— Extracted records —
%%

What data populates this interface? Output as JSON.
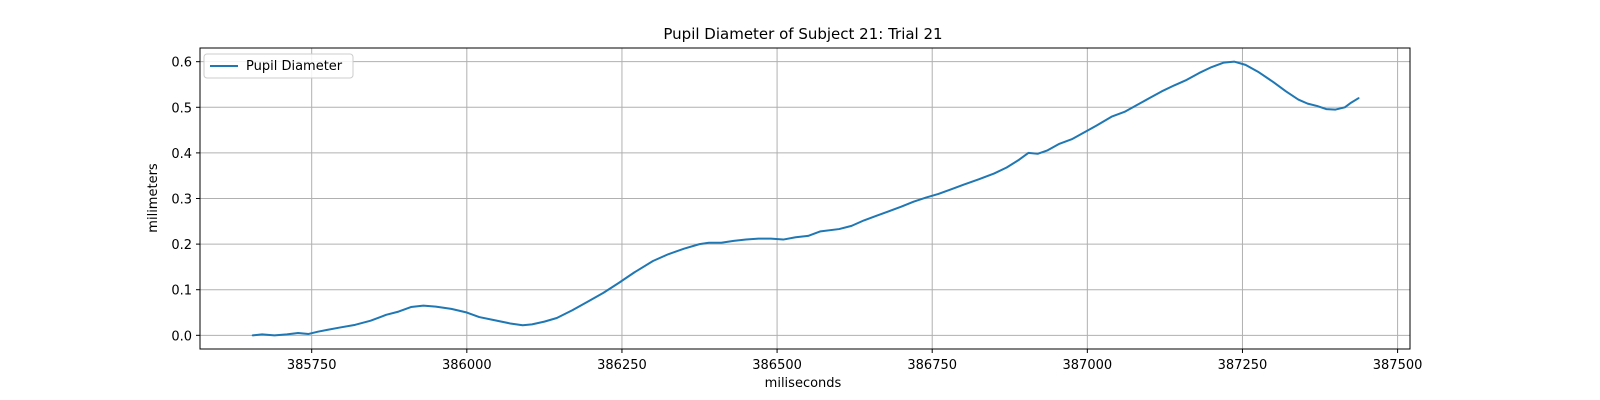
{
  "chart_data": {
    "type": "line",
    "title": "Pupil Diameter of Subject 21: Trial 21",
    "xlabel": "miliseconds",
    "ylabel": "milimeters",
    "xlim": [
      385570,
      387520
    ],
    "ylim": [
      -0.03,
      0.63
    ],
    "xticks": [
      385750,
      386000,
      386250,
      386500,
      386750,
      387000,
      387250,
      387500
    ],
    "yticks": [
      0.0,
      0.1,
      0.2,
      0.3,
      0.4,
      0.5,
      0.6
    ],
    "xtick_labels": [
      "385750",
      "386000",
      "386250",
      "386500",
      "386750",
      "387000",
      "387250",
      "387500"
    ],
    "ytick_labels": [
      "0.0",
      "0.1",
      "0.2",
      "0.3",
      "0.4",
      "0.5",
      "0.6"
    ],
    "grid": true,
    "legend": {
      "position": "top-left",
      "entries": [
        "Pupil Diameter"
      ]
    },
    "series": [
      {
        "name": "Pupil Diameter",
        "color": "#1f77b4",
        "x": [
          385655,
          385670,
          385690,
          385710,
          385728,
          385745,
          385760,
          385775,
          385795,
          385820,
          385845,
          385870,
          385890,
          385910,
          385930,
          385950,
          385975,
          386000,
          386020,
          386045,
          386070,
          386090,
          386105,
          386125,
          386145,
          386170,
          386195,
          386220,
          386245,
          386270,
          386300,
          386325,
          386350,
          386375,
          386390,
          386410,
          386430,
          386450,
          386470,
          386490,
          386510,
          386530,
          386550,
          386570,
          386600,
          386620,
          386640,
          386660,
          386680,
          386700,
          386720,
          386740,
          386760,
          386780,
          386800,
          386825,
          386850,
          386870,
          386890,
          386905,
          386920,
          386935,
          386955,
          386975,
          386995,
          387015,
          387040,
          387060,
          387080,
          387100,
          387120,
          387140,
          387160,
          387180,
          387200,
          387220,
          387237,
          387255,
          387275,
          387300,
          387320,
          387340,
          387355,
          387370,
          387385,
          387400,
          387415,
          387425,
          387437
        ],
        "values": [
          0.0,
          0.002,
          0.0,
          0.002,
          0.005,
          0.003,
          0.008,
          0.012,
          0.017,
          0.023,
          0.032,
          0.045,
          0.052,
          0.062,
          0.065,
          0.063,
          0.058,
          0.05,
          0.04,
          0.033,
          0.026,
          0.022,
          0.024,
          0.03,
          0.038,
          0.055,
          0.074,
          0.093,
          0.115,
          0.138,
          0.163,
          0.178,
          0.19,
          0.2,
          0.203,
          0.203,
          0.207,
          0.21,
          0.212,
          0.212,
          0.21,
          0.215,
          0.218,
          0.228,
          0.233,
          0.24,
          0.252,
          0.262,
          0.272,
          0.282,
          0.293,
          0.302,
          0.31,
          0.32,
          0.33,
          0.342,
          0.355,
          0.368,
          0.385,
          0.4,
          0.398,
          0.405,
          0.42,
          0.43,
          0.445,
          0.46,
          0.48,
          0.49,
          0.505,
          0.52,
          0.535,
          0.548,
          0.56,
          0.575,
          0.588,
          0.598,
          0.6,
          0.593,
          0.578,
          0.555,
          0.535,
          0.517,
          0.508,
          0.503,
          0.496,
          0.495,
          0.5,
          0.51,
          0.52
        ]
      }
    ]
  }
}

%%

— WRITTEN REQUEST —
Except for the pictures, print the data above exactly.

— RESPONSE FOR THIS EXERCISE —
What data populates this interface? Output as JSON.
{
  "chart_data": {
    "type": "line",
    "title": "Pupil Diameter of Subject 21: Trial 21",
    "xlabel": "miliseconds",
    "ylabel": "milimeters",
    "xlim": [
      385570,
      387520
    ],
    "ylim": [
      -0.03,
      0.63
    ],
    "xticks": [
      385750,
      386000,
      386250,
      386500,
      386750,
      387000,
      387250,
      387500
    ],
    "yticks": [
      0.0,
      0.1,
      0.2,
      0.3,
      0.4,
      0.5,
      0.6
    ],
    "xtick_labels": [
      "385750",
      "386000",
      "386250",
      "386500",
      "386750",
      "387000",
      "387250",
      "387500"
    ],
    "ytick_labels": [
      "0.0",
      "0.1",
      "0.2",
      "0.3",
      "0.4",
      "0.5",
      "0.6"
    ],
    "grid": true,
    "legend": {
      "position": "top-left",
      "entries": [
        "Pupil Diameter"
      ]
    },
    "series": [
      {
        "name": "Pupil Diameter",
        "color": "#1f77b4",
        "x": [
          385655,
          385670,
          385690,
          385710,
          385728,
          385745,
          385760,
          385775,
          385795,
          385820,
          385845,
          385870,
          385890,
          385910,
          385930,
          385950,
          385975,
          386000,
          386020,
          386045,
          386070,
          386090,
          386105,
          386125,
          386145,
          386170,
          386195,
          386220,
          386245,
          386270,
          386300,
          386325,
          386350,
          386375,
          386390,
          386410,
          386430,
          386450,
          386470,
          386490,
          386510,
          386530,
          386550,
          386570,
          386600,
          386620,
          386640,
          386660,
          386680,
          386700,
          386720,
          386740,
          386760,
          386780,
          386800,
          386825,
          386850,
          386870,
          386890,
          386905,
          386920,
          386935,
          386955,
          386975,
          386995,
          387015,
          387040,
          387060,
          387080,
          387100,
          387120,
          387140,
          387160,
          387180,
          387200,
          387220,
          387237,
          387255,
          387275,
          387300,
          387320,
          387340,
          387355,
          387370,
          387385,
          387400,
          387415,
          387425,
          387437
        ],
        "values": [
          0.0,
          0.002,
          0.0,
          0.002,
          0.005,
          0.003,
          0.008,
          0.012,
          0.017,
          0.023,
          0.032,
          0.045,
          0.052,
          0.062,
          0.065,
          0.063,
          0.058,
          0.05,
          0.04,
          0.033,
          0.026,
          0.022,
          0.024,
          0.03,
          0.038,
          0.055,
          0.074,
          0.093,
          0.115,
          0.138,
          0.163,
          0.178,
          0.19,
          0.2,
          0.203,
          0.203,
          0.207,
          0.21,
          0.212,
          0.212,
          0.21,
          0.215,
          0.218,
          0.228,
          0.233,
          0.24,
          0.252,
          0.262,
          0.272,
          0.282,
          0.293,
          0.302,
          0.31,
          0.32,
          0.33,
          0.342,
          0.355,
          0.368,
          0.385,
          0.4,
          0.398,
          0.405,
          0.42,
          0.43,
          0.445,
          0.46,
          0.48,
          0.49,
          0.505,
          0.52,
          0.535,
          0.548,
          0.56,
          0.575,
          0.588,
          0.598,
          0.6,
          0.593,
          0.578,
          0.555,
          0.535,
          0.517,
          0.508,
          0.503,
          0.496,
          0.495,
          0.5,
          0.51,
          0.52
        ]
      }
    ]
  }
}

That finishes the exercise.